● **WHAT THE TASK ASKS**
The listing below must be repeated word for word, with its images excluded.

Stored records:

· · · · ·

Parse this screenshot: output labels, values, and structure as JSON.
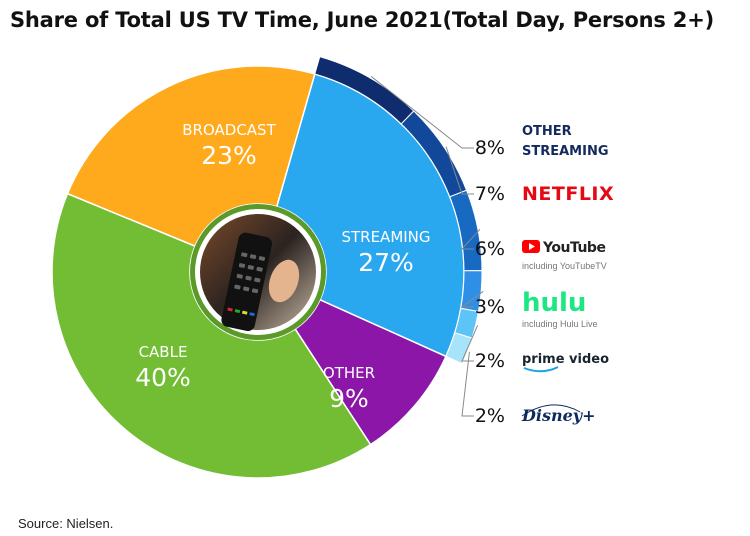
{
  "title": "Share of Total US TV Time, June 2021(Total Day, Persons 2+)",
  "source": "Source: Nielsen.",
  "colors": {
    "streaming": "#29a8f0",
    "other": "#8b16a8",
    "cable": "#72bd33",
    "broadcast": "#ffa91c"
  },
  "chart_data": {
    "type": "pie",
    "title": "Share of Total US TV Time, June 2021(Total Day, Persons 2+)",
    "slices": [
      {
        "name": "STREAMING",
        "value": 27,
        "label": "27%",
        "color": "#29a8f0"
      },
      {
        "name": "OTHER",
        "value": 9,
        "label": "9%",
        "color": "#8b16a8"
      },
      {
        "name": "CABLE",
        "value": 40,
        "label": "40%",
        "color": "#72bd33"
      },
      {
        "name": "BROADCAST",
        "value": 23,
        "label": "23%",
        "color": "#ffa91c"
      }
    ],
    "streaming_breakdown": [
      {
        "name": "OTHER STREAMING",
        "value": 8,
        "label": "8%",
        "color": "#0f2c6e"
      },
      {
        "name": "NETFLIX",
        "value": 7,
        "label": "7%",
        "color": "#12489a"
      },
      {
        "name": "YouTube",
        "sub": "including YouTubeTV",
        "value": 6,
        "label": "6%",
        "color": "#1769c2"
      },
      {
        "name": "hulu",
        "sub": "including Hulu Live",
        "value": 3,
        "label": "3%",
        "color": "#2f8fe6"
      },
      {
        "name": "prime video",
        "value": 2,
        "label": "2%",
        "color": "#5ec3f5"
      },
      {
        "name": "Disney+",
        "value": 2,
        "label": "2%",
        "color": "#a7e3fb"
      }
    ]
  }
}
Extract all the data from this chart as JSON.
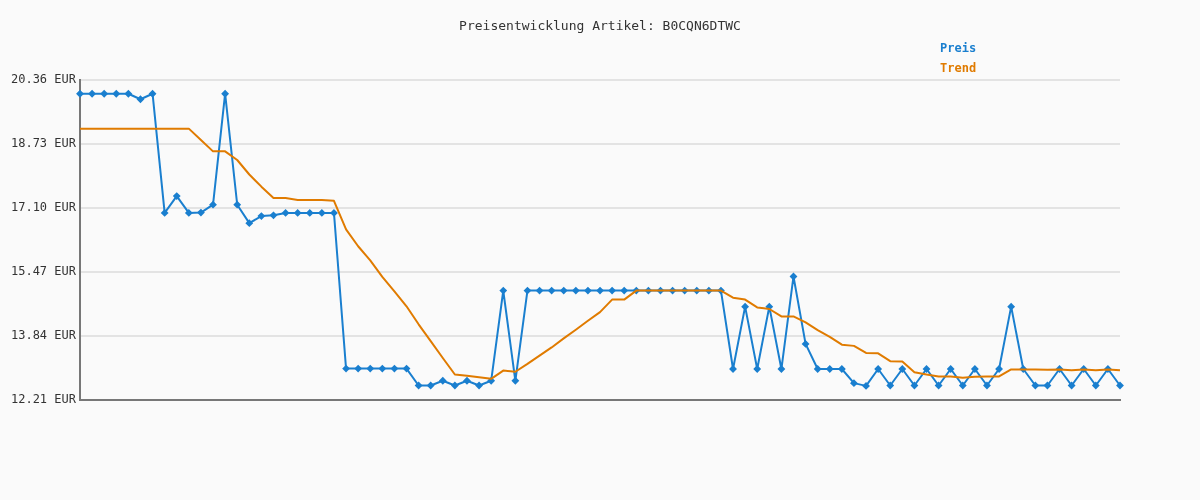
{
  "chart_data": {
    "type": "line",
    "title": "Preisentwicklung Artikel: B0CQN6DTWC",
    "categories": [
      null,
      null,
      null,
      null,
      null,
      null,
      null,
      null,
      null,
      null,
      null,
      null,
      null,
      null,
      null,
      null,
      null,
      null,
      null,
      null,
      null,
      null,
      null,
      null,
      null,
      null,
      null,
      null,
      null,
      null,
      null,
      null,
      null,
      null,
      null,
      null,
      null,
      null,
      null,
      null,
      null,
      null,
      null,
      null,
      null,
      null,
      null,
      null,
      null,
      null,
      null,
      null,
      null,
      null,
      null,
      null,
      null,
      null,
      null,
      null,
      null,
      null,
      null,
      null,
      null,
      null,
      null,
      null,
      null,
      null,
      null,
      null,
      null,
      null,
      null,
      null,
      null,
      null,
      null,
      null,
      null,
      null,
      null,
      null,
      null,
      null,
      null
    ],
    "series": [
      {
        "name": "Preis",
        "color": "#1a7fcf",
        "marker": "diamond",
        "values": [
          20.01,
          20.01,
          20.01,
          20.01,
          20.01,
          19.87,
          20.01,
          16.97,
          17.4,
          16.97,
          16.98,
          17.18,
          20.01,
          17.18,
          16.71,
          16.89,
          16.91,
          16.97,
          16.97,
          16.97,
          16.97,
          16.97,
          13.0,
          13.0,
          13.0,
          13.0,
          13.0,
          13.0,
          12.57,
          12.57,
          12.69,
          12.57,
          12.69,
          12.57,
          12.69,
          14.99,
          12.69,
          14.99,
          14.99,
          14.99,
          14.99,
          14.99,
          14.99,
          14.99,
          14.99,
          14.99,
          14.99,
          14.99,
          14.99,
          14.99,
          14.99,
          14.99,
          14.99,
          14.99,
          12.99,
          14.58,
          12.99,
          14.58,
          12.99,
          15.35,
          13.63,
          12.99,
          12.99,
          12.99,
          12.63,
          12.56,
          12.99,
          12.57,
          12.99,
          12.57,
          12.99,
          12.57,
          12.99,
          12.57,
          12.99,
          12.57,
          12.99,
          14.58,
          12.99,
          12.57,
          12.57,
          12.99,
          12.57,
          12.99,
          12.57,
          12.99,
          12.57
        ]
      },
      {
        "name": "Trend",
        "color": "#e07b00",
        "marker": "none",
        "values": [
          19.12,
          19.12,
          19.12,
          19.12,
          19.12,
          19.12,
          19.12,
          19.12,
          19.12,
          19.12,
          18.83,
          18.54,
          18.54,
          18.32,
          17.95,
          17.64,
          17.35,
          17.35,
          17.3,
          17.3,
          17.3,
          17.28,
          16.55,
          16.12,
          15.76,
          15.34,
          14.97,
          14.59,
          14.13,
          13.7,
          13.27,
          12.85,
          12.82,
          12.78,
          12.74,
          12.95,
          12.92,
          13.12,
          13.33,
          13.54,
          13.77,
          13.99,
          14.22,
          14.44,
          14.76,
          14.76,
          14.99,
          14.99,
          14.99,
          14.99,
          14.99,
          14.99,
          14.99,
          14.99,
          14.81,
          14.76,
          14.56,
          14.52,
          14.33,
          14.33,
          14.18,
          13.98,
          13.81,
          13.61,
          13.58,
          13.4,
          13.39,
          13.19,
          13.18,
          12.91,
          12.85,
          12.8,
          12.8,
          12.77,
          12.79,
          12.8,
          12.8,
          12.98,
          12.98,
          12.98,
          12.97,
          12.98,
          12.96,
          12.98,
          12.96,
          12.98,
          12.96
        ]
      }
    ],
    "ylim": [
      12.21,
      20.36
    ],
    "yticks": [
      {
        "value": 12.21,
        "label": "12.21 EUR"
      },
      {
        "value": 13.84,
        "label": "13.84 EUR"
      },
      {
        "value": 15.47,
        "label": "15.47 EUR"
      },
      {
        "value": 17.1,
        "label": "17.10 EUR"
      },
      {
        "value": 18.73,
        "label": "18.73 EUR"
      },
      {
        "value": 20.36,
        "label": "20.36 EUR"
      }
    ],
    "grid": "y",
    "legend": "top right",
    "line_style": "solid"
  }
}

· · · · ·

● **WRITTEN SOLUTION**
Parse this screenshot: output labels, values, and structure as JSON.
{
  "title": "Share of Total US TV Time, June 2021(Total Day, Persons 2+)",
  "source": "Source: Nielsen.",
  "colors": {
    "streaming": "#29a8f0",
    "other": "#8b16a8",
    "cable": "#72bd33",
    "broadcast": "#ffa91c"
  },
  "chart_data": {
    "type": "pie",
    "title": "Share of Total US TV Time, June 2021(Total Day, Persons 2+)",
    "slices": [
      {
        "name": "STREAMING",
        "value": 27,
        "label": "27%",
        "color": "#29a8f0"
      },
      {
        "name": "OTHER",
        "value": 9,
        "label": "9%",
        "color": "#8b16a8"
      },
      {
        "name": "CABLE",
        "value": 40,
        "label": "40%",
        "color": "#72bd33"
      },
      {
        "name": "BROADCAST",
        "value": 23,
        "label": "23%",
        "color": "#ffa91c"
      }
    ],
    "streaming_breakdown": [
      {
        "name": "OTHER STREAMING",
        "value": 8,
        "label": "8%",
        "color": "#0f2c6e"
      },
      {
        "name": "NETFLIX",
        "value": 7,
        "label": "7%",
        "color": "#12489a"
      },
      {
        "name": "YouTube",
        "sub": "including YouTubeTV",
        "value": 6,
        "label": "6%",
        "color": "#1769c2"
      },
      {
        "name": "hulu",
        "sub": "including Hulu Live",
        "value": 3,
        "label": "3%",
        "color": "#2f8fe6"
      },
      {
        "name": "prime video",
        "value": 2,
        "label": "2%",
        "color": "#5ec3f5"
      },
      {
        "name": "Disney+",
        "value": 2,
        "label": "2%",
        "color": "#a7e3fb"
      }
    ]
  }
}
Extract all the data from this chart as JSON.
{
  "chart_data": {
    "type": "line",
    "title": "Preisentwicklung Artikel: B0CQN6DTWC",
    "categories": [
      null,
      null,
      null,
      null,
      null,
      null,
      null,
      null,
      null,
      null,
      null,
      null,
      null,
      null,
      null,
      null,
      null,
      null,
      null,
      null,
      null,
      null,
      null,
      null,
      null,
      null,
      null,
      null,
      null,
      null,
      null,
      null,
      null,
      null,
      null,
      null,
      null,
      null,
      null,
      null,
      null,
      null,
      null,
      null,
      null,
      null,
      null,
      null,
      null,
      null,
      null,
      null,
      null,
      null,
      null,
      null,
      null,
      null,
      null,
      null,
      null,
      null,
      null,
      null,
      null,
      null,
      null,
      null,
      null,
      null,
      null,
      null,
      null,
      null,
      null,
      null,
      null,
      null,
      null,
      null,
      null,
      null,
      null,
      null,
      null,
      null,
      null
    ],
    "series": [
      {
        "name": "Preis",
        "color": "#1a7fcf",
        "marker": "diamond",
        "values": [
          20.01,
          20.01,
          20.01,
          20.01,
          20.01,
          19.87,
          20.01,
          16.97,
          17.4,
          16.97,
          16.98,
          17.18,
          20.01,
          17.18,
          16.71,
          16.89,
          16.91,
          16.97,
          16.97,
          16.97,
          16.97,
          16.97,
          13.0,
          13.0,
          13.0,
          13.0,
          13.0,
          13.0,
          12.57,
          12.57,
          12.69,
          12.57,
          12.69,
          12.57,
          12.69,
          14.99,
          12.69,
          14.99,
          14.99,
          14.99,
          14.99,
          14.99,
          14.99,
          14.99,
          14.99,
          14.99,
          14.99,
          14.99,
          14.99,
          14.99,
          14.99,
          14.99,
          14.99,
          14.99,
          12.99,
          14.58,
          12.99,
          14.58,
          12.99,
          15.35,
          13.63,
          12.99,
          12.99,
          12.99,
          12.63,
          12.56,
          12.99,
          12.57,
          12.99,
          12.57,
          12.99,
          12.57,
          12.99,
          12.57,
          12.99,
          12.57,
          12.99,
          14.58,
          12.99,
          12.57,
          12.57,
          12.99,
          12.57,
          12.99,
          12.57,
          12.99,
          12.57
        ]
      },
      {
        "name": "Trend",
        "color": "#e07b00",
        "marker": "none",
        "values": [
          19.12,
          19.12,
          19.12,
          19.12,
          19.12,
          19.12,
          19.12,
          19.12,
          19.12,
          19.12,
          18.83,
          18.54,
          18.54,
          18.32,
          17.95,
          17.64,
          17.35,
          17.35,
          17.3,
          17.3,
          17.3,
          17.28,
          16.55,
          16.12,
          15.76,
          15.34,
          14.97,
          14.59,
          14.13,
          13.7,
          13.27,
          12.85,
          12.82,
          12.78,
          12.74,
          12.95,
          12.92,
          13.12,
          13.33,
          13.54,
          13.77,
          13.99,
          14.22,
          14.44,
          14.76,
          14.76,
          14.99,
          14.99,
          14.99,
          14.99,
          14.99,
          14.99,
          14.99,
          14.99,
          14.81,
          14.76,
          14.56,
          14.52,
          14.33,
          14.33,
          14.18,
          13.98,
          13.81,
          13.61,
          13.58,
          13.4,
          13.39,
          13.19,
          13.18,
          12.91,
          12.85,
          12.8,
          12.8,
          12.77,
          12.79,
          12.8,
          12.8,
          12.98,
          12.98,
          12.98,
          12.97,
          12.98,
          12.96,
          12.98,
          12.96,
          12.98,
          12.96
        ]
      }
    ],
    "ylim": [
      12.21,
      20.36
    ],
    "yticks": [
      {
        "value": 12.21,
        "label": "12.21 EUR"
      },
      {
        "value": 13.84,
        "label": "13.84 EUR"
      },
      {
        "value": 15.47,
        "label": "15.47 EUR"
      },
      {
        "value": 17.1,
        "label": "17.10 EUR"
      },
      {
        "value": 18.73,
        "label": "18.73 EUR"
      },
      {
        "value": 20.36,
        "label": "20.36 EUR"
      }
    ],
    "grid": "y",
    "legend": "top right",
    "line_style": "solid"
  }
}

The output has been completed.